Work to do: No images are to be carried over; print all other material exactly as it stands.

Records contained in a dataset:
** START **

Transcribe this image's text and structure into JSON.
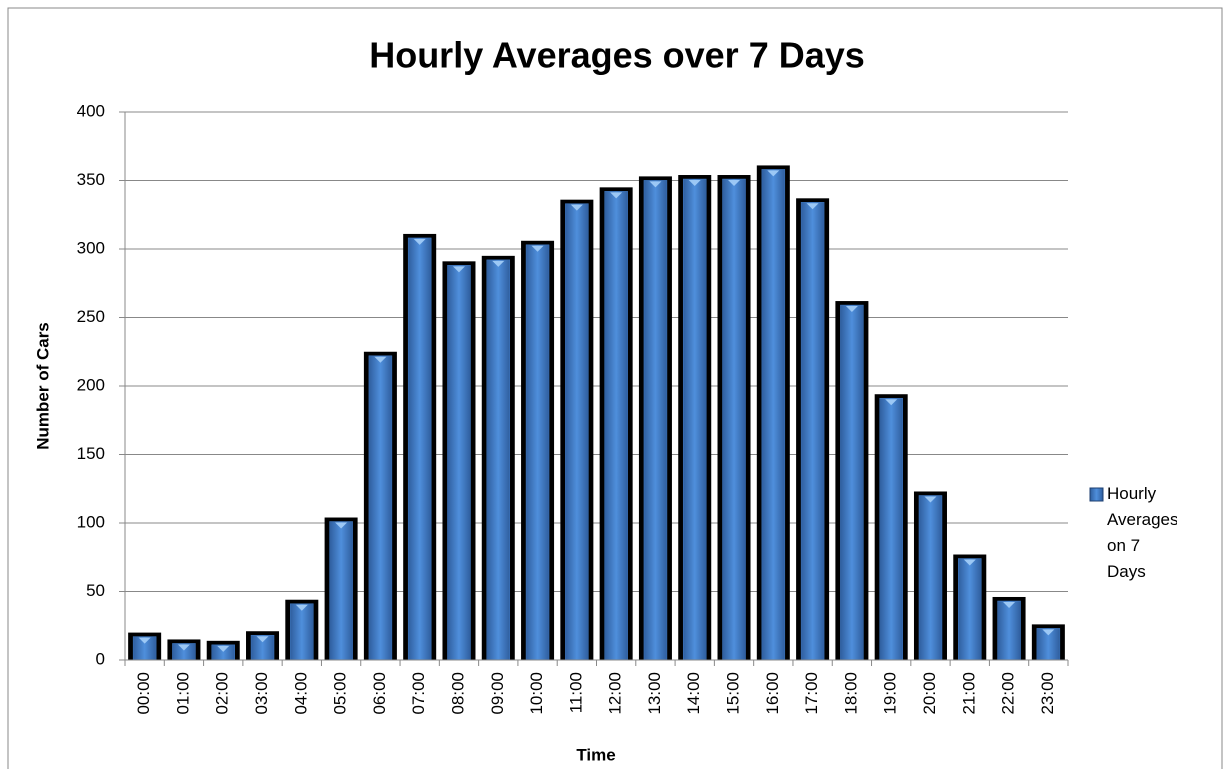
{
  "chart_data": {
    "type": "bar",
    "title": "Hourly Averages over 7 Days",
    "x_label": "Time",
    "y_label": "Number of Cars",
    "categories": [
      "00:00",
      "01:00",
      "02:00",
      "03:00",
      "04:00",
      "05:00",
      "06:00",
      "07:00",
      "08:00",
      "09:00",
      "10:00",
      "11:00",
      "12:00",
      "13:00",
      "14:00",
      "15:00",
      "16:00",
      "17:00",
      "18:00",
      "19:00",
      "20:00",
      "21:00",
      "22:00",
      "23:00"
    ],
    "series": [
      {
        "name": "Hourly Averages on 7 Days",
        "color": "#3f7ac4",
        "values": [
          20,
          15,
          14,
          21,
          44,
          104,
          225,
          311,
          291,
          295,
          306,
          336,
          345,
          353,
          354,
          354,
          361,
          337,
          262,
          194,
          123,
          77,
          46,
          26
        ]
      }
    ],
    "ylim": [
      0,
      400
    ],
    "yticks": [
      0,
      50,
      100,
      150,
      200,
      250,
      300,
      350,
      400
    ],
    "grid": true,
    "legend": "right"
  }
}
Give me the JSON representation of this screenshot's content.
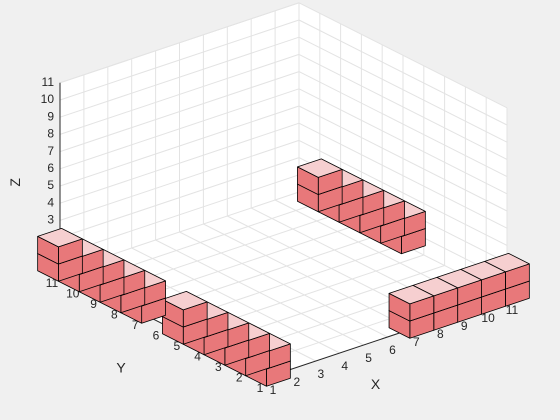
{
  "chart_data": {
    "type": "voxel",
    "title": "",
    "xlabel": "X",
    "ylabel": "Y",
    "zlabel": "Z",
    "xlim": [
      1,
      11
    ],
    "ylim": [
      1,
      11
    ],
    "zlim": [
      0,
      11
    ],
    "xticks": [
      1,
      2,
      3,
      4,
      5,
      6,
      7,
      8,
      9,
      10,
      11
    ],
    "yticks": [
      1,
      2,
      3,
      4,
      5,
      6,
      7,
      8,
      9,
      10,
      11
    ],
    "zticks": [
      1,
      2,
      3,
      4,
      5,
      6,
      7,
      8,
      9,
      10,
      11
    ],
    "grid": true,
    "face_color": "#e8787a",
    "top_face_color": "#f6cfd0",
    "edge_color": "#000000",
    "voxels": [
      {
        "x": 1,
        "y": 7,
        "z": 1
      },
      {
        "x": 1,
        "y": 7,
        "z": 2
      },
      {
        "x": 1,
        "y": 8,
        "z": 1
      },
      {
        "x": 1,
        "y": 8,
        "z": 2
      },
      {
        "x": 1,
        "y": 9,
        "z": 1
      },
      {
        "x": 1,
        "y": 9,
        "z": 2
      },
      {
        "x": 1,
        "y": 10,
        "z": 1
      },
      {
        "x": 1,
        "y": 10,
        "z": 2
      },
      {
        "x": 1,
        "y": 11,
        "z": 1
      },
      {
        "x": 1,
        "y": 11,
        "z": 2
      },
      {
        "x": 1,
        "y": 1,
        "z": 1
      },
      {
        "x": 1,
        "y": 1,
        "z": 2
      },
      {
        "x": 1,
        "y": 2,
        "z": 1
      },
      {
        "x": 1,
        "y": 2,
        "z": 2
      },
      {
        "x": 1,
        "y": 3,
        "z": 1
      },
      {
        "x": 1,
        "y": 3,
        "z": 2
      },
      {
        "x": 1,
        "y": 4,
        "z": 1
      },
      {
        "x": 1,
        "y": 4,
        "z": 2
      },
      {
        "x": 1,
        "y": 5,
        "z": 1
      },
      {
        "x": 1,
        "y": 5,
        "z": 2
      },
      {
        "x": 7,
        "y": 1,
        "z": 1
      },
      {
        "x": 7,
        "y": 1,
        "z": 2
      },
      {
        "x": 8,
        "y": 1,
        "z": 1
      },
      {
        "x": 8,
        "y": 1,
        "z": 2
      },
      {
        "x": 9,
        "y": 1,
        "z": 1
      },
      {
        "x": 9,
        "y": 1,
        "z": 2
      },
      {
        "x": 10,
        "y": 1,
        "z": 1
      },
      {
        "x": 10,
        "y": 1,
        "z": 2
      },
      {
        "x": 11,
        "y": 1,
        "z": 1
      },
      {
        "x": 11,
        "y": 1,
        "z": 2
      },
      {
        "x": 11,
        "y": 6,
        "z": 1
      },
      {
        "x": 11,
        "y": 6,
        "z": 2
      },
      {
        "x": 11,
        "y": 7,
        "z": 1
      },
      {
        "x": 11,
        "y": 7,
        "z": 2
      },
      {
        "x": 11,
        "y": 8,
        "z": 1
      },
      {
        "x": 11,
        "y": 8,
        "z": 2
      },
      {
        "x": 11,
        "y": 9,
        "z": 1
      },
      {
        "x": 11,
        "y": 9,
        "z": 2
      },
      {
        "x": 11,
        "y": 10,
        "z": 1
      },
      {
        "x": 11,
        "y": 10,
        "z": 2
      }
    ]
  }
}
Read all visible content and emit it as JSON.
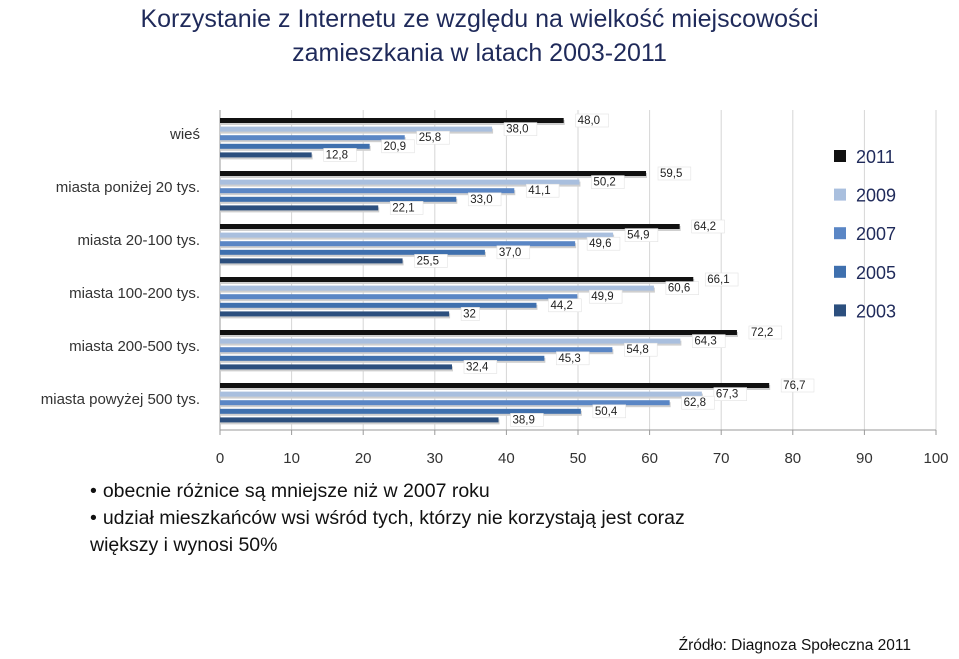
{
  "title": {
    "line1": "Korzystanie z Internetu ze względu na wielkość miejscowości",
    "line2": "zamieszkania w latach 2003-2011"
  },
  "chart_data": {
    "type": "bar",
    "orientation": "horizontal",
    "categories": [
      "wieś",
      "miasta poniżej 20 tys.",
      "miasta 20-100 tys.",
      "miasta 100-200 tys.",
      "miasta 200-500 tys.",
      "miasta powyżej 500 tys."
    ],
    "series": [
      {
        "name": "2011",
        "color": "#111111",
        "values": [
          48.0,
          59.5,
          64.2,
          66.1,
          72.2,
          76.7
        ],
        "labels": [
          "48,0",
          "59,5",
          "64,2",
          "66,1",
          "72,2",
          "76,7"
        ]
      },
      {
        "name": "2009",
        "color": "#a9bfde",
        "values": [
          38.0,
          50.2,
          54.9,
          60.6,
          64.3,
          67.3
        ],
        "labels": [
          "38,0",
          "50,2",
          "54,9",
          "60,6",
          "64,3",
          "67,3"
        ]
      },
      {
        "name": "2007",
        "color": "#5a86c5",
        "values": [
          25.8,
          41.1,
          49.6,
          49.9,
          54.8,
          62.8
        ],
        "labels": [
          "25,8",
          "41,1",
          "49,6",
          "49,9",
          "54,8",
          "62,8"
        ]
      },
      {
        "name": "2005",
        "color": "#3f70ae",
        "values": [
          20.9,
          33.0,
          37.0,
          44.2,
          45.3,
          50.4
        ],
        "labels": [
          "20,9",
          "33,0",
          "37,0",
          "44,2",
          "45,3",
          "50,4"
        ]
      },
      {
        "name": "2003",
        "color": "#2c4f7e",
        "values": [
          12.8,
          22.1,
          25.5,
          32,
          32.4,
          38.9
        ],
        "labels": [
          "12,8",
          "22,1",
          "25,5",
          "32",
          "32,4",
          "38,9"
        ]
      }
    ],
    "xlim": [
      0,
      100
    ],
    "ticks": [
      0,
      10,
      20,
      30,
      40,
      50,
      60,
      70,
      80,
      90,
      100
    ],
    "legend_position": "right",
    "grid": true
  },
  "bullets": [
    "obecnie różnice są mniejsze niż w 2007 roku",
    "udział mieszkańców wsi wśród tych, którzy nie korzystają jest coraz"
  ],
  "bullet_continuation": "większy i wynosi 50%",
  "source": "Źródło: Diagnoza Społeczna 2011"
}
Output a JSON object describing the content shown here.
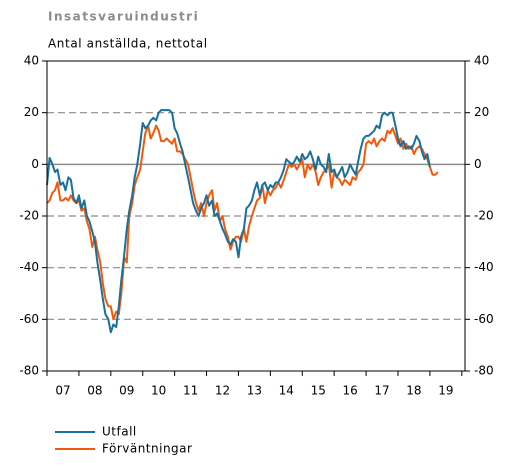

** END **

Task response:
Transcribe this image's text and structure into JSON.
{
  "chart_data": {
    "type": "bar",
    "title": "Hourly Averages over 7 Days",
    "x_label": "Time",
    "y_label": "Number of Cars",
    "categories": [
      "00:00",
      "01:00",
      "02:00",
      "03:00",
      "04:00",
      "05:00",
      "06:00",
      "07:00",
      "08:00",
      "09:00",
      "10:00",
      "11:00",
      "12:00",
      "13:00",
      "14:00",
      "15:00",
      "16:00",
      "17:00",
      "18:00",
      "19:00",
      "20:00",
      "21:00",
      "22:00",
      "23:00"
    ],
    "series": [
      {
        "name": "Hourly Averages on 7 Days",
        "color": "#3f7ac4",
        "values": [
          20,
          15,
          14,
          21,
          44,
          104,
          225,
          311,
          291,
          295,
          306,
          336,
          345,
          353,
          354,
          354,
          361,
          337,
          262,
          194,
          123,
          77,
          46,
          26
        ]
      }
    ],
    "ylim": [
      0,
      400
    ],
    "yticks": [
      0,
      50,
      100,
      150,
      200,
      250,
      300,
      350,
      400
    ],
    "grid": true,
    "legend": "right"
  }
}
Give me the JSON representation of this screenshot's content.
{
  "chart_data": {
    "type": "voxel",
    "title": "",
    "xlabel": "X",
    "ylabel": "Y",
    "zlabel": "Z",
    "xlim": [
      1,
      11
    ],
    "ylim": [
      1,
      11
    ],
    "zlim": [
      0,
      11
    ],
    "xticks": [
      1,
      2,
      3,
      4,
      5,
      6,
      7,
      8,
      9,
      10,
      11
    ],
    "yticks": [
      1,
      2,
      3,
      4,
      5,
      6,
      7,
      8,
      9,
      10,
      11
    ],
    "zticks": [
      1,
      2,
      3,
      4,
      5,
      6,
      7,
      8,
      9,
      10,
      11
    ],
    "grid": true,
    "face_color": "#e8787a",
    "top_face_color": "#f6cfd0",
    "edge_color": "#000000",
    "voxels": [
      {
        "x": 1,
        "y": 7,
        "z": 1
      },
      {
        "x": 1,
        "y": 7,
        "z": 2
      },
      {
        "x": 1,
        "y": 8,
        "z": 1
      },
      {
        "x": 1,
        "y": 8,
        "z": 2
      },
      {
        "x": 1,
        "y": 9,
        "z": 1
      },
      {
        "x": 1,
        "y": 9,
        "z": 2
      },
      {
        "x": 1,
        "y": 10,
        "z": 1
      },
      {
        "x": 1,
        "y": 10,
        "z": 2
      },
      {
        "x": 1,
        "y": 11,
        "z": 1
      },
      {
        "x": 1,
        "y": 11,
        "z": 2
      },
      {
        "x": 1,
        "y": 1,
        "z": 1
      },
      {
        "x": 1,
        "y": 1,
        "z": 2
      },
      {
        "x": 1,
        "y": 2,
        "z": 1
      },
      {
        "x": 1,
        "y": 2,
        "z": 2
      },
      {
        "x": 1,
        "y": 3,
        "z": 1
      },
      {
        "x": 1,
        "y": 3,
        "z": 2
      },
      {
        "x": 1,
        "y": 4,
        "z": 1
      },
      {
        "x": 1,
        "y": 4,
        "z": 2
      },
      {
        "x": 1,
        "y": 5,
        "z": 1
      },
      {
        "x": 1,
        "y": 5,
        "z": 2
      },
      {
        "x": 7,
        "y": 1,
        "z": 1
      },
      {
        "x": 7,
        "y": 1,
        "z": 2
      },
      {
        "x": 8,
        "y": 1,
        "z": 1
      },
      {
        "x": 8,
        "y": 1,
        "z": 2
      },
      {
        "x": 9,
        "y": 1,
        "z": 1
      },
      {
        "x": 9,
        "y": 1,
        "z": 2
      },
      {
        "x": 10,
        "y": 1,
        "z": 1
      },
      {
        "x": 10,
        "y": 1,
        "z": 2
      },
      {
        "x": 11,
        "y": 1,
        "z": 1
      },
      {
        "x": 11,
        "y": 1,
        "z": 2
      },
      {
        "x": 11,
        "y": 6,
        "z": 1
      },
      {
        "x": 11,
        "y": 6,
        "z": 2
      },
      {
        "x": 11,
        "y": 7,
        "z": 1
      },
      {
        "x": 11,
        "y": 7,
        "z": 2
      },
      {
        "x": 11,
        "y": 8,
        "z": 1
      },
      {
        "x": 11,
        "y": 8,
        "z": 2
      },
      {
        "x": 11,
        "y": 9,
        "z": 1
      },
      {
        "x": 11,
        "y": 9,
        "z": 2
      },
      {
        "x": 11,
        "y": 10,
        "z": 1
      },
      {
        "x": 11,
        "y": 10,
        "z": 2
      }
    ]
  }
}
Read all visible content and emit it as JSON.
{
  "title": {
    "line1": "Korzystanie z Internetu ze względu na wielkość miejscowości",
    "line2": "zamieszkania w latach 2003-2011"
  },
  "chart_data": {
    "type": "bar",
    "orientation": "horizontal",
    "categories": [
      "wieś",
      "miasta poniżej 20 tys.",
      "miasta 20-100 tys.",
      "miasta 100-200 tys.",
      "miasta 200-500 tys.",
      "miasta powyżej 500 tys."
    ],
    "series": [
      {
        "name": "2011",
        "color": "#111111",
        "values": [
          48.0,
          59.5,
          64.2,
          66.1,
          72.2,
          76.7
        ],
        "labels": [
          "48,0",
          "59,5",
          "64,2",
          "66,1",
          "72,2",
          "76,7"
        ]
      },
      {
        "name": "2009",
        "color": "#a9bfde",
        "values": [
          38.0,
          50.2,
          54.9,
          60.6,
          64.3,
          67.3
        ],
        "labels": [
          "38,0",
          "50,2",
          "54,9",
          "60,6",
          "64,3",
          "67,3"
        ]
      },
      {
        "name": "2007",
        "color": "#5a86c5",
        "values": [
          25.8,
          41.1,
          49.6,
          49.9,
          54.8,
          62.8
        ],
        "labels": [
          "25,8",
          "41,1",
          "49,6",
          "49,9",
          "54,8",
          "62,8"
        ]
      },
      {
        "name": "2005",
        "color": "#3f70ae",
        "values": [
          20.9,
          33.0,
          37.0,
          44.2,
          45.3,
          50.4
        ],
        "labels": [
          "20,9",
          "33,0",
          "37,0",
          "44,2",
          "45,3",
          "50,4"
        ]
      },
      {
        "name": "2003",
        "color": "#2c4f7e",
        "values": [
          12.8,
          22.1,
          25.5,
          32,
          32.4,
          38.9
        ],
        "labels": [
          "12,8",
          "22,1",
          "25,5",
          "32",
          "32,4",
          "38,9"
        ]
      }
    ],
    "xlim": [
      0,
      100
    ],
    "ticks": [
      0,
      10,
      20,
      30,
      40,
      50,
      60,
      70,
      80,
      90,
      100
    ],
    "legend_position": "right",
    "grid": true
  },
  "bullets": [
    "obecnie różnice są mniejsze niż w 2007 roku",
    "udział mieszkańców wsi wśród tych, którzy nie korzystają jest coraz"
  ],
  "bullet_continuation": "większy i wynosi 50%",
  "source": "Źródło: Diagnoza Społeczna 2011"
}
Output a JSON object describing the content shown here.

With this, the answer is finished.